Write out word for word the records starting with the line that contains "message-text: 안녕하세요! 안심전환대출" and going on through the line that contains "real-estate-news-button[interactable]: 부동산 뉴스 [69,150,258,184]", both included.

|---|

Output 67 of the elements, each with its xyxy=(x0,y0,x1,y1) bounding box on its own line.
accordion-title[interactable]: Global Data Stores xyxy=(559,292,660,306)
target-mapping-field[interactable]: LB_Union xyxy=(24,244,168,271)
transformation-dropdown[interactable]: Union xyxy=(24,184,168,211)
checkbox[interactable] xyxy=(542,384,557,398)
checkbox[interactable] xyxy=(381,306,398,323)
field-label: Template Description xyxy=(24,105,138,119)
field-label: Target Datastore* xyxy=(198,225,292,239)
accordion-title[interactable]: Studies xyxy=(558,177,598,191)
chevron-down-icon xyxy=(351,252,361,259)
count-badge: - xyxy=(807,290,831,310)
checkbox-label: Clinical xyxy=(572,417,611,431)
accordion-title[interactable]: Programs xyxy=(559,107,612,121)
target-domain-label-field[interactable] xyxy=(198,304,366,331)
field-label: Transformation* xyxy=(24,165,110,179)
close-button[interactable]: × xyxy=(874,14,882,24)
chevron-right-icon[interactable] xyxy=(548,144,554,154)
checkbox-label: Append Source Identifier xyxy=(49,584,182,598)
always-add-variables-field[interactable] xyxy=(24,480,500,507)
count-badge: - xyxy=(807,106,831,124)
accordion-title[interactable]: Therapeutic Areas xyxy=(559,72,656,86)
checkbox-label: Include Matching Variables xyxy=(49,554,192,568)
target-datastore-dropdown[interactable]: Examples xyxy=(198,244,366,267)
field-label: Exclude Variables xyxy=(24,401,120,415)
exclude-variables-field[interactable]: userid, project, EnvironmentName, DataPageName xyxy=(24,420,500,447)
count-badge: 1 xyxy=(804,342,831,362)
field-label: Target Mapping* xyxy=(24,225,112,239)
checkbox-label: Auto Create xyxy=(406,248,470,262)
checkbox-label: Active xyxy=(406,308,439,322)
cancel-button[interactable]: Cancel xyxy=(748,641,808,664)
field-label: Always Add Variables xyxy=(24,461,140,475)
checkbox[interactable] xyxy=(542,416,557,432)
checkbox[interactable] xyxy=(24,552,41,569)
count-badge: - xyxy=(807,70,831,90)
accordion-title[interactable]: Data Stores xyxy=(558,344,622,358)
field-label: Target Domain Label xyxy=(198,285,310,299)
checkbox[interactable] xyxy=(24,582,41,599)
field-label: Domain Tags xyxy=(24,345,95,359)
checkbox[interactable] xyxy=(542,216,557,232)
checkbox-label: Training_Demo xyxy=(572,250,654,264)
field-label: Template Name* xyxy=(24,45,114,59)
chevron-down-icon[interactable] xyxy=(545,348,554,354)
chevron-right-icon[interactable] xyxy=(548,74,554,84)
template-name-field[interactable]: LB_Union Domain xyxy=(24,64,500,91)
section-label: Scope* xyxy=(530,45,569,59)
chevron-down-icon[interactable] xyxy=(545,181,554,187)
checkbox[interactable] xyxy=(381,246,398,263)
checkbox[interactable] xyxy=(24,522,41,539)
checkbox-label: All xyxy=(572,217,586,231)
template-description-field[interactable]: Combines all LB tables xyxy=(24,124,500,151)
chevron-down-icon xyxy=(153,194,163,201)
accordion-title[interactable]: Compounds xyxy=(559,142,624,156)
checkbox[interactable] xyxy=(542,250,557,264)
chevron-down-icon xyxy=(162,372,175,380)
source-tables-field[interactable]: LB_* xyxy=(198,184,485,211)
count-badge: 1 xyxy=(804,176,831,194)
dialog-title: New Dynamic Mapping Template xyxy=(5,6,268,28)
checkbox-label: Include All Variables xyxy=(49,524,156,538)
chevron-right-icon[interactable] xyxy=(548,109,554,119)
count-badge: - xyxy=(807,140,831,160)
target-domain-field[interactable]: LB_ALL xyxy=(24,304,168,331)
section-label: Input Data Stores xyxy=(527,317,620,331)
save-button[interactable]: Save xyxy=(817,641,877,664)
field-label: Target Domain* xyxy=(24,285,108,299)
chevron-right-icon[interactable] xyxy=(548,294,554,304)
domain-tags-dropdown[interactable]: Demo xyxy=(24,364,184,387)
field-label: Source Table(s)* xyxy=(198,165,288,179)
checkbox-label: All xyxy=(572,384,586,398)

|---|

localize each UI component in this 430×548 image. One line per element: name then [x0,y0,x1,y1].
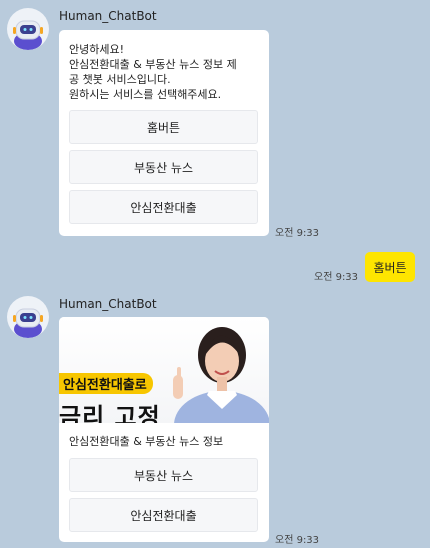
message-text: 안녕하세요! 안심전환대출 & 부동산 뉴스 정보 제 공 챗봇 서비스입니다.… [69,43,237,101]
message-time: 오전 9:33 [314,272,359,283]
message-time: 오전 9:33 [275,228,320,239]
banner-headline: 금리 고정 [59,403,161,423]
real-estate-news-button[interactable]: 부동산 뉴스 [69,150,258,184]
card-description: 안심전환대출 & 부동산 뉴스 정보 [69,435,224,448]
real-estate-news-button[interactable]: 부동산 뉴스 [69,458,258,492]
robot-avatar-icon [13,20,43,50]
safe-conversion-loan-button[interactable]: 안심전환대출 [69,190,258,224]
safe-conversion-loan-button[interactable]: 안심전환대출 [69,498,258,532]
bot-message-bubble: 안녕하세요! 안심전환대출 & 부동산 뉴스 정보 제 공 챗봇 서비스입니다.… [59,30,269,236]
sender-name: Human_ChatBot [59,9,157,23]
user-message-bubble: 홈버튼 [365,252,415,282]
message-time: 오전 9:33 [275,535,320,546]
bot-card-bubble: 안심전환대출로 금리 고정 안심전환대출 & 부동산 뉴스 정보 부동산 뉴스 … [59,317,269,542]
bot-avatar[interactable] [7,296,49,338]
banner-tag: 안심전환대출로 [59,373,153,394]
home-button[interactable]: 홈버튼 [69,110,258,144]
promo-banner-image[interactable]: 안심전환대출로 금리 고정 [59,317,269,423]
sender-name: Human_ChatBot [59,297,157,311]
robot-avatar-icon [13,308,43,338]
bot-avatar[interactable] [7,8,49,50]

|---|

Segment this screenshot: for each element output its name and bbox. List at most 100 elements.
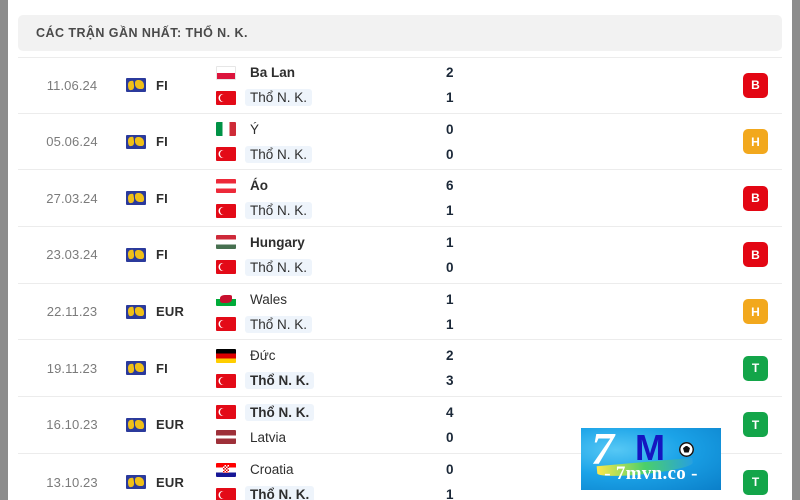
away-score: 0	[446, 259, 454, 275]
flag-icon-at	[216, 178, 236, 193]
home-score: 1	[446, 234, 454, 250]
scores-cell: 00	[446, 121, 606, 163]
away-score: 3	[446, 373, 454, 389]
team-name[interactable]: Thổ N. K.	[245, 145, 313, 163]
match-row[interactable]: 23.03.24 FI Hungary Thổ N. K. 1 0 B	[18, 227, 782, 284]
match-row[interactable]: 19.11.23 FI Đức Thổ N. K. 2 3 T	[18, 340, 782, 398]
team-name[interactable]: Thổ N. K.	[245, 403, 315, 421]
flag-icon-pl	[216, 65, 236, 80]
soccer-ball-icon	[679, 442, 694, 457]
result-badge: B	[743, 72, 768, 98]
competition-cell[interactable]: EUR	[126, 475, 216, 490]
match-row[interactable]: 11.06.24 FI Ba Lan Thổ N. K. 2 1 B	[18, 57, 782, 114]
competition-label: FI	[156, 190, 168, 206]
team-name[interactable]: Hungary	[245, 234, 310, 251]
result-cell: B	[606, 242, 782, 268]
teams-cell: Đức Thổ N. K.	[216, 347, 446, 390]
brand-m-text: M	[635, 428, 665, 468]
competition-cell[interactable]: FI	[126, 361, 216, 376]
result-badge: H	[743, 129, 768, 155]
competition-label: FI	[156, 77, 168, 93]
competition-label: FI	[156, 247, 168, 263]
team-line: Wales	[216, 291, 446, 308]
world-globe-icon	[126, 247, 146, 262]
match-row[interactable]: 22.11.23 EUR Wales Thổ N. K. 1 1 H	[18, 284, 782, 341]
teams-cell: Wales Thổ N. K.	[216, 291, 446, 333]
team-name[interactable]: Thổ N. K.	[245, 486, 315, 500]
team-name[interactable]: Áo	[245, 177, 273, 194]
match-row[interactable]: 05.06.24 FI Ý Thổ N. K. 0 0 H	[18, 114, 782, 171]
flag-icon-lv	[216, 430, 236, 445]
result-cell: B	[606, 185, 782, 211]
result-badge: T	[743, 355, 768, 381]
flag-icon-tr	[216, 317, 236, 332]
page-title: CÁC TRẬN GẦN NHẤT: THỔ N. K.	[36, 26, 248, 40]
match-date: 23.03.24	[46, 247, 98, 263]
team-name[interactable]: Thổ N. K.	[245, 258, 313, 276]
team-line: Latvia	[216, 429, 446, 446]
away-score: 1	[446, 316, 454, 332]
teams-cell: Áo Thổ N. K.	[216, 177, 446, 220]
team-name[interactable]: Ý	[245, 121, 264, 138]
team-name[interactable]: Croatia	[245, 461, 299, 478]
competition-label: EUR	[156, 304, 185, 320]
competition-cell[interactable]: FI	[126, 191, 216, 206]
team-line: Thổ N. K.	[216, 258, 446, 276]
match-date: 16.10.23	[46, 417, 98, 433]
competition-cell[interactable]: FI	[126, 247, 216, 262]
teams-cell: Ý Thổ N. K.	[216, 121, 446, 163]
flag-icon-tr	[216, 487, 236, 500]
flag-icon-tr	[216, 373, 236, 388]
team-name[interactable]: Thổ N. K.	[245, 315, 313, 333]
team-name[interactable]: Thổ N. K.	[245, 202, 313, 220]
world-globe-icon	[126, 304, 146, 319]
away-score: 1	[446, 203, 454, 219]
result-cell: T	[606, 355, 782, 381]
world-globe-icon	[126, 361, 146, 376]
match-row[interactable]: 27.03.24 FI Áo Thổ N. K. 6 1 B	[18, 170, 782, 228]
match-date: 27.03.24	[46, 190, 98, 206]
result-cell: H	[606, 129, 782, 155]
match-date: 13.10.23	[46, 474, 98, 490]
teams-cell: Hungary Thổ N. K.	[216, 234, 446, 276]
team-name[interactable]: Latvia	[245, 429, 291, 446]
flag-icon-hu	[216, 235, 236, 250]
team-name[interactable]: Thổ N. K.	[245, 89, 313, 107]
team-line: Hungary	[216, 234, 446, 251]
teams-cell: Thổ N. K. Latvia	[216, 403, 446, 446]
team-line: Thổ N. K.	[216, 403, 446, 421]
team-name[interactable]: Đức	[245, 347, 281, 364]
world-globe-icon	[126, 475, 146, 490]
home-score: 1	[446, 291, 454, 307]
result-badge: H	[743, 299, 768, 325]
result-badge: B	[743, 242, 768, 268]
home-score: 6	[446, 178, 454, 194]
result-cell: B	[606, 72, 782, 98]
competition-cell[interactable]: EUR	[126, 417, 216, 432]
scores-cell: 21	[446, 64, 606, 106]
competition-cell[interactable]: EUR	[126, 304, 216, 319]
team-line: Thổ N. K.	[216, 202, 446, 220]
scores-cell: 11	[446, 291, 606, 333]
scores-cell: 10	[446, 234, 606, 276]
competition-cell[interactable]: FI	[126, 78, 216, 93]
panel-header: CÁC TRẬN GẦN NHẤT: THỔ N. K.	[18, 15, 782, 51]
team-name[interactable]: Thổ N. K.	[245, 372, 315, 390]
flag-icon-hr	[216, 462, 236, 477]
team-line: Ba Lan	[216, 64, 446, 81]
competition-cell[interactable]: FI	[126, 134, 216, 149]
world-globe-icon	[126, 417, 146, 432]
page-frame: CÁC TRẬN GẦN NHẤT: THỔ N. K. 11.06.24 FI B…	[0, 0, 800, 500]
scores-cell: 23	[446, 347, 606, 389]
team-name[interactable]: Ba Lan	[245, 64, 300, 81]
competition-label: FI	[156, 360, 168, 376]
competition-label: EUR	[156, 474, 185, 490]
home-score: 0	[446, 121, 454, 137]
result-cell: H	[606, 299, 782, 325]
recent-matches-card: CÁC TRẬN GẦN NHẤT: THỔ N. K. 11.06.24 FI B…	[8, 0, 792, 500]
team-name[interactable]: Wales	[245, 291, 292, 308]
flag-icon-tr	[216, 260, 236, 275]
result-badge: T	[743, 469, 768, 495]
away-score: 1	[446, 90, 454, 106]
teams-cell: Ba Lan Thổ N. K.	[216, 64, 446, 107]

|---|

## THE REPLY
message-text: 안녕하세요! 안심전환대출 & 부동산 뉴스 정보 제 공 챗봇 서비스입니다.… [69,43,237,101]
message-time: 오전 9:33 [314,272,359,283]
message-time: 오전 9:33 [275,228,320,239]
banner-headline: 금리 고정 [59,403,161,423]
real-estate-news-button[interactable]: 부동산 뉴스 [69,150,258,184]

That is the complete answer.